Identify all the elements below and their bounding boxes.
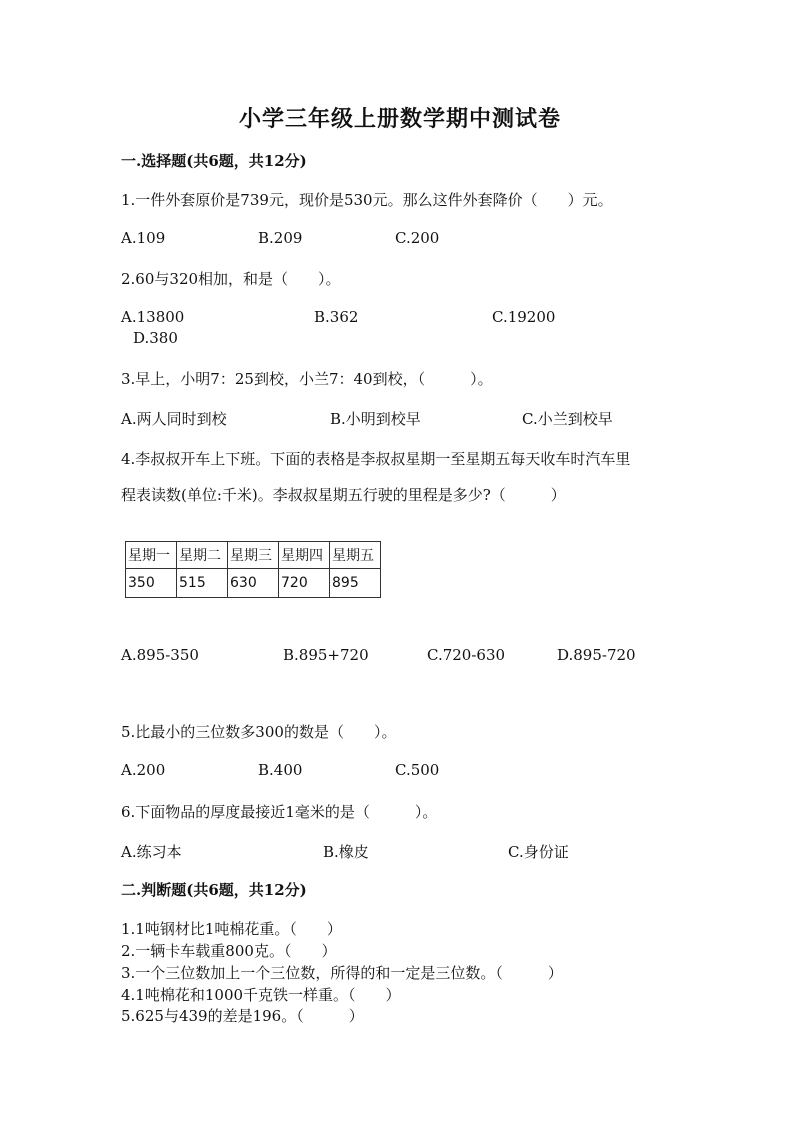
question-4-text-line-2: 程表读数(单位:千米)。李叔叔星期五行驶的里程是多少?（ ）: [121, 486, 566, 504]
question-6-option-a[interactable]: A.练习本: [121, 843, 182, 861]
judgment-item-5: 5.625与439的差是196。（ ）: [121, 1007, 364, 1025]
question-6-option-c[interactable]: C.身份证: [508, 843, 569, 861]
table-cell: 515: [177, 569, 228, 598]
question-3-text: 3.早上，小明7：25到校，小兰7：40到校，（ ）。: [121, 370, 493, 388]
question-4-option-b[interactable]: B.895+720: [283, 646, 369, 664]
question-5-option-a[interactable]: A.200: [121, 761, 166, 779]
question-2-option-a[interactable]: A.13800: [121, 308, 185, 326]
table-cell: 720: [279, 569, 330, 598]
judgment-item-2: 2.一辆卡车载重800克。（ ）: [121, 942, 337, 960]
question-1-option-b[interactable]: B.209: [258, 229, 303, 247]
question-2-option-c[interactable]: C.19200: [492, 308, 556, 326]
question-3-option-a[interactable]: A.两人同时到校: [121, 410, 227, 428]
question-5-option-c[interactable]: C.500: [395, 761, 440, 779]
page-title: 小学三年级上册数学期中测试卷: [238, 106, 561, 132]
question-5-text: 5.比最小的三位数多300的数是（ ）。: [121, 723, 397, 741]
question-3-option-b[interactable]: B.小明到校早: [330, 410, 421, 428]
question-2-option-b[interactable]: B.362: [314, 308, 359, 326]
question-6-text: 6.下面物品的厚度最接近1毫米的是（ ）。: [121, 803, 438, 821]
table-header-row: [126, 542, 381, 569]
table-header-cell: 星期二: [177, 542, 228, 569]
table-row: [126, 569, 381, 598]
section-1-heading: 一.选择题(共6题，共12分): [121, 152, 307, 170]
question-4-option-d[interactable]: D.895-720: [557, 646, 636, 664]
table-header-cell: 星期四: [279, 542, 330, 569]
table-header-cell: 星期五: [330, 542, 381, 569]
question-3-option-c[interactable]: C.小兰到校早: [522, 410, 613, 428]
table-header-cell: 星期三: [228, 542, 279, 569]
section-2-heading: 二.判断题(共6题，共12分): [121, 881, 307, 899]
table-cell: 895: [330, 569, 381, 598]
judgment-item-1: 1.1吨钢材比1吨棉花重。（ ）: [121, 920, 342, 938]
question-4-option-c[interactable]: C.720-630: [427, 646, 506, 664]
question-1-option-a[interactable]: A.109: [121, 229, 166, 247]
question-1-option-c[interactable]: C.200: [395, 229, 440, 247]
table-cell: 630: [228, 569, 279, 598]
question-4-option-a[interactable]: A.895-350: [121, 646, 199, 664]
question-2-text: 2.60与320相加，和是（ ）。: [121, 270, 341, 288]
table-header-cell: 星期一: [126, 542, 177, 569]
question-1-text: 1.一件外套原价是739元，现价是530元。那么这件外套降价（ ）元。: [121, 191, 613, 209]
mileage-table: [125, 541, 381, 598]
question-4-text-line-1: 4.李叔叔开车上下班。下面的表格是李叔叔星期一至星期五每天收车时汽车里: [121, 450, 631, 468]
table-cell: 350: [126, 569, 177, 598]
question-2-option-d[interactable]: D.380: [133, 329, 178, 347]
question-6-option-b[interactable]: B.橡皮: [323, 843, 369, 861]
question-5-option-b[interactable]: B.400: [258, 761, 303, 779]
judgment-item-4: 4.1吨棉花和1000千克铁一样重。（ ）: [121, 986, 401, 1004]
judgment-item-3: 3.一个三位数加上一个三位数，所得的和一定是三位数。（ ）: [121, 964, 563, 982]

» TASK
Arrange everything in the records above, from the line containing "486, 566, 504]" down to the line containing "judgment-item-5: 5.625与439的差是196。（ ）: [121, 1007, 364, 1025]", as a numbered list, omitting any blank lines.

» TASK RESPONSE
1. question-4-text-line-2: 程表读数(单位:千米)。李叔叔星期五行驶的里程是多少?（ ）: [121, 486, 566, 504]
2. question-6-option-a[interactable]: A.练习本: [121, 843, 182, 861]
3. judgment-item-5: 5.625与439的差是196。（ ）: [121, 1007, 364, 1025]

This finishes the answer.